THE REQUEST:
Return every entry exactly.
------------------------
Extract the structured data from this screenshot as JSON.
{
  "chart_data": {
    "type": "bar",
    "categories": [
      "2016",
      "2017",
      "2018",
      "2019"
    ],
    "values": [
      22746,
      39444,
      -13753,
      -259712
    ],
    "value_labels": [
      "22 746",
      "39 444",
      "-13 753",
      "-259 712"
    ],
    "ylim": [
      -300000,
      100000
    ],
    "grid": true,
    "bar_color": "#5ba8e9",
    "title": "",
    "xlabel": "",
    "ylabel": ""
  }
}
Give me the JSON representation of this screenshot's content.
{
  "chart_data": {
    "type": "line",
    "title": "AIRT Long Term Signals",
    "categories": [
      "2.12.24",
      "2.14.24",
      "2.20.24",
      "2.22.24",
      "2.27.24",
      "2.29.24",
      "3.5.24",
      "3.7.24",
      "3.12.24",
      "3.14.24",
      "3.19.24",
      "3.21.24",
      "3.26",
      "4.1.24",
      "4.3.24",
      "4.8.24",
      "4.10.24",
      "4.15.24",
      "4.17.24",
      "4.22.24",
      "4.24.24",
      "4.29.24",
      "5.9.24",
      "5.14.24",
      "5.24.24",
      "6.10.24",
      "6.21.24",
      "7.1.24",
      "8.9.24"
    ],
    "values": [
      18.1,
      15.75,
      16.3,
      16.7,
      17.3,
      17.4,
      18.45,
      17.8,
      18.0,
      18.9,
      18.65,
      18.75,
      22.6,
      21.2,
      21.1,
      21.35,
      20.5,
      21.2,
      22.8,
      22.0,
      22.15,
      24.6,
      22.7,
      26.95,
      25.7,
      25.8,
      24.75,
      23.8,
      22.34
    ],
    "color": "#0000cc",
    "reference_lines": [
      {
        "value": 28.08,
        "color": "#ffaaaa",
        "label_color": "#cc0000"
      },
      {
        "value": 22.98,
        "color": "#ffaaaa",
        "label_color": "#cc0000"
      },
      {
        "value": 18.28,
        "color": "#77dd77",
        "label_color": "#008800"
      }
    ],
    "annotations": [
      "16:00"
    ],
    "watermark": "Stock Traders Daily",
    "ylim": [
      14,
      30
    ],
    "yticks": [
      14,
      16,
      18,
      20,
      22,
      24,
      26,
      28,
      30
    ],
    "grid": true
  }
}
------------------------
EXERCISE OUTPUT:
Extract the structured data from this screenshot as JSON.
{
  "chart_data": {
    "type": "bar",
    "categories": [
      "2016",
      "2017",
      "2018",
      "2019"
    ],
    "values": [
      22746,
      39444,
      -13753,
      -259712
    ],
    "value_labels": [
      "22 746",
      "39 444",
      "-13 753",
      "-259 712"
    ],
    "ylim": [
      -300000,
      100000
    ],
    "grid": true,
    "bar_color": "#5ba8e9",
    "title": "",
    "xlabel": "",
    "ylabel": ""
  }
}
Give me the JSON representation of this screenshot's content.
{
  "chart_data": {
    "type": "line",
    "title": "AIRT Long Term Signals",
    "categories": [
      "2.12.24",
      "2.14.24",
      "2.20.24",
      "2.22.24",
      "2.27.24",
      "2.29.24",
      "3.5.24",
      "3.7.24",
      "3.12.24",
      "3.14.24",
      "3.19.24",
      "3.21.24",
      "3.26",
      "4.1.24",
      "4.3.24",
      "4.8.24",
      "4.10.24",
      "4.15.24",
      "4.17.24",
      "4.22.24",
      "4.24.24",
      "4.29.24",
      "5.9.24",
      "5.14.24",
      "5.24.24",
      "6.10.24",
      "6.21.24",
      "7.1.24",
      "8.9.24"
    ],
    "values": [
      18.1,
      15.75,
      16.3,
      16.7,
      17.3,
      17.4,
      18.45,
      17.8,
      18.0,
      18.9,
      18.65,
      18.75,
      22.6,
      21.2,
      21.1,
      21.35,
      20.5,
      21.2,
      22.8,
      22.0,
      22.15,
      24.6,
      22.7,
      26.95,
      25.7,
      25.8,
      24.75,
      23.8,
      22.34
    ],
    "color": "#0000cc",
    "reference_lines": [
      {
        "value": 28.08,
        "color": "#ffaaaa",
        "label_color": "#cc0000"
      },
      {
        "value": 22.98,
        "color": "#ffaaaa",
        "label_color": "#cc0000"
      },
      {
        "value": 18.28,
        "color": "#77dd77",
        "label_color": "#008800"
      }
    ],
    "annotations": [
      "16:00"
    ],
    "watermark": "Stock Traders Daily",
    "ylim": [
      14,
      30
    ],
    "yticks": [
      14,
      16,
      18,
      20,
      22,
      24,
      26,
      28,
      30
    ],
    "grid": true
  }
}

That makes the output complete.